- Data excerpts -

****

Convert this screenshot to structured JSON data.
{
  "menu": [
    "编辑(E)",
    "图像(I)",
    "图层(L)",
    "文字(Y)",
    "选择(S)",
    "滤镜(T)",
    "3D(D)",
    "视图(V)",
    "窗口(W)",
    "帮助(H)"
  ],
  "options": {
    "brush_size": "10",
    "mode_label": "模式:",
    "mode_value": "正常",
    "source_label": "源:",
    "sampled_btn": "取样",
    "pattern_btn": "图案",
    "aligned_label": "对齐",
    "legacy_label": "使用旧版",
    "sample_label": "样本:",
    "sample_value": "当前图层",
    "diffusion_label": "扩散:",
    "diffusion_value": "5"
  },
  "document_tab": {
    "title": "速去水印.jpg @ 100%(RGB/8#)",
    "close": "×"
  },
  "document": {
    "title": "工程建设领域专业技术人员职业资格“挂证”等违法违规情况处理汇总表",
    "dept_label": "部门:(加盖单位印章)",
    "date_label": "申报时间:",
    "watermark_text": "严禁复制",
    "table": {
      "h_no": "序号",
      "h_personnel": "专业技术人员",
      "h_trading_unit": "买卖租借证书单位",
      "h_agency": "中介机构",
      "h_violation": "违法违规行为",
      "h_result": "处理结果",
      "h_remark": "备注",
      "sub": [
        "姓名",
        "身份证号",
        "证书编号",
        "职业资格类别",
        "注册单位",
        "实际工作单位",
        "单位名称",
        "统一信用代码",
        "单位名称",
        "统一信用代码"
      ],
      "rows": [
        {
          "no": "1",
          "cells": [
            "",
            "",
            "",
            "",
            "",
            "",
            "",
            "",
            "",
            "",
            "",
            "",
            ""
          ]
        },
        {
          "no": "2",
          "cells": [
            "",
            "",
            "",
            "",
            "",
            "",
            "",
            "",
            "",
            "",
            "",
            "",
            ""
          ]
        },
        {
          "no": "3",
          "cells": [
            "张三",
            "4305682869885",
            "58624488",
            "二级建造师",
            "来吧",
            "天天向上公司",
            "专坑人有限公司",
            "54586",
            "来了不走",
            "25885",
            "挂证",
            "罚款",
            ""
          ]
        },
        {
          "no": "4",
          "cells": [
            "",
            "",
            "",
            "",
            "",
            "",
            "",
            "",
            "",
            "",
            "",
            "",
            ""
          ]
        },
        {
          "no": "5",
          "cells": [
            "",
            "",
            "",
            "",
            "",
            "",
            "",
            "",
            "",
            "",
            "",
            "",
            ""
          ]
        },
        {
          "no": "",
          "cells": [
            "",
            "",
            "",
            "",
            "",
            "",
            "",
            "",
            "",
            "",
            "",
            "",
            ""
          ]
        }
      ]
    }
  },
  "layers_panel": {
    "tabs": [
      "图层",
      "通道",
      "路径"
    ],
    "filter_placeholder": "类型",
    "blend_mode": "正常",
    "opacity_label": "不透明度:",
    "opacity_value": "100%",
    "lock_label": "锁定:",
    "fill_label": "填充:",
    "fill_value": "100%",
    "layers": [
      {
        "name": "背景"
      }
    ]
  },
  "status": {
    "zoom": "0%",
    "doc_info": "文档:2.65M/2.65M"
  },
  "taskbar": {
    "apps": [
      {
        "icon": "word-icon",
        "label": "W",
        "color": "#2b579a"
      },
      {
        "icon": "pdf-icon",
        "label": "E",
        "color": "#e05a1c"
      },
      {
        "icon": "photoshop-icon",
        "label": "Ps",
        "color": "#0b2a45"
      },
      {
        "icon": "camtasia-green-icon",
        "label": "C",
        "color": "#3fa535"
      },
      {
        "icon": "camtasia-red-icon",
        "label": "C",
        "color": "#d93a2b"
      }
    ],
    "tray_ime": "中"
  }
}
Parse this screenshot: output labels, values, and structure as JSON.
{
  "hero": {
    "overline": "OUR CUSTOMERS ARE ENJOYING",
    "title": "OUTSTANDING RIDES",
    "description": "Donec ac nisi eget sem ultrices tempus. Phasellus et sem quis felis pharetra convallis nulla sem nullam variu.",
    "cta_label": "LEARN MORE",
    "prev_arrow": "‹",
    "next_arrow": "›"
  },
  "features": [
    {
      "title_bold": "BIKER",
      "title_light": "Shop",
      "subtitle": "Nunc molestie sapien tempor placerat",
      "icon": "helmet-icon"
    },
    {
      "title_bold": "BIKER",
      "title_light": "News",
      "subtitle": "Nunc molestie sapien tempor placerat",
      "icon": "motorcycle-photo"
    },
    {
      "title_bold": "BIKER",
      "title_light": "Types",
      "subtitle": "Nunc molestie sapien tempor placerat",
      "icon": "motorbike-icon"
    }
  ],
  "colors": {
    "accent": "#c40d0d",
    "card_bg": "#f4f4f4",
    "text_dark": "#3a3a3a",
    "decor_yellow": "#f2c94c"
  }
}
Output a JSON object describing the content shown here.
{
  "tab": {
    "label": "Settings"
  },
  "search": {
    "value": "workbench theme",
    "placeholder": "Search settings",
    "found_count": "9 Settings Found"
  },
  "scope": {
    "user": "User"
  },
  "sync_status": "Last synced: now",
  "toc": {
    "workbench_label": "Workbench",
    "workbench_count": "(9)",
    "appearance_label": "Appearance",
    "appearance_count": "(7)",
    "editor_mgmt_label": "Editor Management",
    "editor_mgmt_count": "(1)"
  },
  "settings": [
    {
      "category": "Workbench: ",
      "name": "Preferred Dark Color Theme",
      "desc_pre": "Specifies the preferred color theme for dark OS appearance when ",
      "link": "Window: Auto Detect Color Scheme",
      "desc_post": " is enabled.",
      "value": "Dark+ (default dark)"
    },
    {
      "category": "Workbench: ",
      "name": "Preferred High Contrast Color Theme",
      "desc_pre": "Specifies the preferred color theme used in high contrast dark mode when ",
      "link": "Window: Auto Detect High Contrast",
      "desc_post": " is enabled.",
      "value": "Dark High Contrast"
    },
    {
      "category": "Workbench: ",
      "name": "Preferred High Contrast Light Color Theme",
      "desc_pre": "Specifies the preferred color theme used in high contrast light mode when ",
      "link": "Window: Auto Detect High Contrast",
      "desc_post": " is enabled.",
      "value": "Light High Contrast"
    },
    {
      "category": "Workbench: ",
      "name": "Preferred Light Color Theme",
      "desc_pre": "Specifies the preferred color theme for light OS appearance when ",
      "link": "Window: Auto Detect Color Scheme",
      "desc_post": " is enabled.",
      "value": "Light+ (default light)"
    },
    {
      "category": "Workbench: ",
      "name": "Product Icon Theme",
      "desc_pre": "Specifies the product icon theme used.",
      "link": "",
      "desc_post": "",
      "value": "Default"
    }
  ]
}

****

- Task objective -
Repeat the data in its entirety, character for character.

- Answer -
Convert this screenshot to structured JSON data.
{
  "menu": [
    "编辑(E)",
    "图像(I)",
    "图层(L)",
    "文字(Y)",
    "选择(S)",
    "滤镜(T)",
    "3D(D)",
    "视图(V)",
    "窗口(W)",
    "帮助(H)"
  ],
  "options": {
    "brush_size": "10",
    "mode_label": "模式:",
    "mode_value": "正常",
    "source_label": "源:",
    "sampled_btn": "取样",
    "pattern_btn": "图案",
    "aligned_label": "对齐",
    "legacy_label": "使用旧版",
    "sample_label": "样本:",
    "sample_value": "当前图层",
    "diffusion_label": "扩散:",
    "diffusion_value": "5"
  },
  "document_tab": {
    "title": "速去水印.jpg @ 100%(RGB/8#)",
    "close": "×"
  },
  "document": {
    "title": "工程建设领域专业技术人员职业资格“挂证”等违法违规情况处理汇总表",
    "dept_label": "部门:(加盖单位印章)",
    "date_label": "申报时间:",
    "watermark_text": "严禁复制",
    "table": {
      "h_no": "序号",
      "h_personnel": "专业技术人员",
      "h_trading_unit": "买卖租借证书单位",
      "h_agency": "中介机构",
      "h_violation": "违法违规行为",
      "h_result": "处理结果",
      "h_remark": "备注",
      "sub": [
        "姓名",
        "身份证号",
        "证书编号",
        "职业资格类别",
        "注册单位",
        "实际工作单位",
        "单位名称",
        "统一信用代码",
        "单位名称",
        "统一信用代码"
      ],
      "rows": [
        {
          "no": "1",
          "cells": [
            "",
            "",
            "",
            "",
            "",
            "",
            "",
            "",
            "",
            "",
            "",
            "",
            ""
          ]
        },
        {
          "no": "2",
          "cells": [
            "",
            "",
            "",
            "",
            "",
            "",
            "",
            "",
            "",
            "",
            "",
            "",
            ""
          ]
        },
        {
          "no": "3",
          "cells": [
            "张三",
            "4305682869885",
            "58624488",
            "二级建造师",
            "来吧",
            "天天向上公司",
            "专坑人有限公司",
            "54586",
            "来了不走",
            "25885",
            "挂证",
            "罚款",
            ""
          ]
        },
        {
          "no": "4",
          "cells": [
            "",
            "",
            "",
            "",
            "",
            "",
            "",
            "",
            "",
            "",
            "",
            "",
            ""
          ]
        },
        {
          "no": "5",
          "cells": [
            "",
            "",
            "",
            "",
            "",
            "",
            "",
            "",
            "",
            "",
            "",
            "",
            ""
          ]
        },
        {
          "no": "",
          "cells": [
            "",
            "",
            "",
            "",
            "",
            "",
            "",
            "",
            "",
            "",
            "",
            "",
            ""
          ]
        }
      ]
    }
  },
  "layers_panel": {
    "tabs": [
      "图层",
      "通道",
      "路径"
    ],
    "filter_placeholder": "类型",
    "blend_mode": "正常",
    "opacity_label": "不透明度:",
    "opacity_value": "100%",
    "lock_label": "锁定:",
    "fill_label": "填充:",
    "fill_value": "100%",
    "layers": [
      {
        "name": "背景"
      }
    ]
  },
  "status": {
    "zoom": "0%",
    "doc_info": "文档:2.65M/2.65M"
  },
  "taskbar": {
    "apps": [
      {
        "icon": "word-icon",
        "label": "W",
        "color": "#2b579a"
      },
      {
        "icon": "pdf-icon",
        "label": "E",
        "color": "#e05a1c"
      },
      {
        "icon": "photoshop-icon",
        "label": "Ps",
        "color": "#0b2a45"
      },
      {
        "icon": "camtasia-green-icon",
        "label": "C",
        "color": "#3fa535"
      },
      {
        "icon": "camtasia-red-icon",
        "label": "C",
        "color": "#d93a2b"
      }
    ],
    "tray_ime": "中"
  }
}
Parse this screenshot: output labels, values, and structure as JSON.
{
  "hero": {
    "overline": "OUR CUSTOMERS ARE ENJOYING",
    "title": "OUTSTANDING RIDES",
    "description": "Donec ac nisi eget sem ultrices tempus. Phasellus et sem quis felis pharetra convallis nulla sem nullam variu.",
    "cta_label": "LEARN MORE",
    "prev_arrow": "‹",
    "next_arrow": "›"
  },
  "features": [
    {
      "title_bold": "BIKER",
      "title_light": "Shop",
      "subtitle": "Nunc molestie sapien tempor placerat",
      "icon": "helmet-icon"
    },
    {
      "title_bold": "BIKER",
      "title_light": "News",
      "subtitle": "Nunc molestie sapien tempor placerat",
      "icon": "motorcycle-photo"
    },
    {
      "title_bold": "BIKER",
      "title_light": "Types",
      "subtitle": "Nunc molestie sapien tempor placerat",
      "icon": "motorbike-icon"
    }
  ],
  "colors": {
    "accent": "#c40d0d",
    "card_bg": "#f4f4f4",
    "text_dark": "#3a3a3a",
    "decor_yellow": "#f2c94c"
  }
}
Output a JSON object describing the content shown here.
{
  "tab": {
    "label": "Settings"
  },
  "search": {
    "value": "workbench theme",
    "placeholder": "Search settings",
    "found_count": "9 Settings Found"
  },
  "scope": {
    "user": "User"
  },
  "sync_status": "Last synced: now",
  "toc": {
    "workbench_label": "Workbench",
    "workbench_count": "(9)",
    "appearance_label": "Appearance",
    "appearance_count": "(7)",
    "editor_mgmt_label": "Editor Management",
    "editor_mgmt_count": "(1)"
  },
  "settings": [
    {
      "category": "Workbench: ",
      "name": "Preferred Dark Color Theme",
      "desc_pre": "Specifies the preferred color theme for dark OS appearance when ",
      "link": "Window: Auto Detect Color Scheme",
      "desc_post": " is enabled.",
      "value": "Dark+ (default dark)"
    },
    {
      "category": "Workbench: ",
      "name": "Preferred High Contrast Color Theme",
      "desc_pre": "Specifies the preferred color theme used in high contrast dark mode when ",
      "link": "Window: Auto Detect High Contrast",
      "desc_post": " is enabled.",
      "value": "Dark High Contrast"
    },
    {
      "category": "Workbench: ",
      "name": "Preferred High Contrast Light Color Theme",
      "desc_pre": "Specifies the preferred color theme used in high contrast light mode when ",
      "link": "Window: Auto Detect High Contrast",
      "desc_post": " is enabled.",
      "value": "Light High Contrast"
    },
    {
      "category": "Workbench: ",
      "name": "Preferred Light Color Theme",
      "desc_pre": "Specifies the preferred color theme for light OS appearance when ",
      "link": "Window: Auto Detect Color Scheme",
      "desc_post": " is enabled.",
      "value": "Light+ (default light)"
    },
    {
      "category": "Workbench: ",
      "name": "Product Icon Theme",
      "desc_pre": "Specifies the product icon theme used.",
      "link": "",
      "desc_post": "",
      "value": "Default"
    }
  ]
}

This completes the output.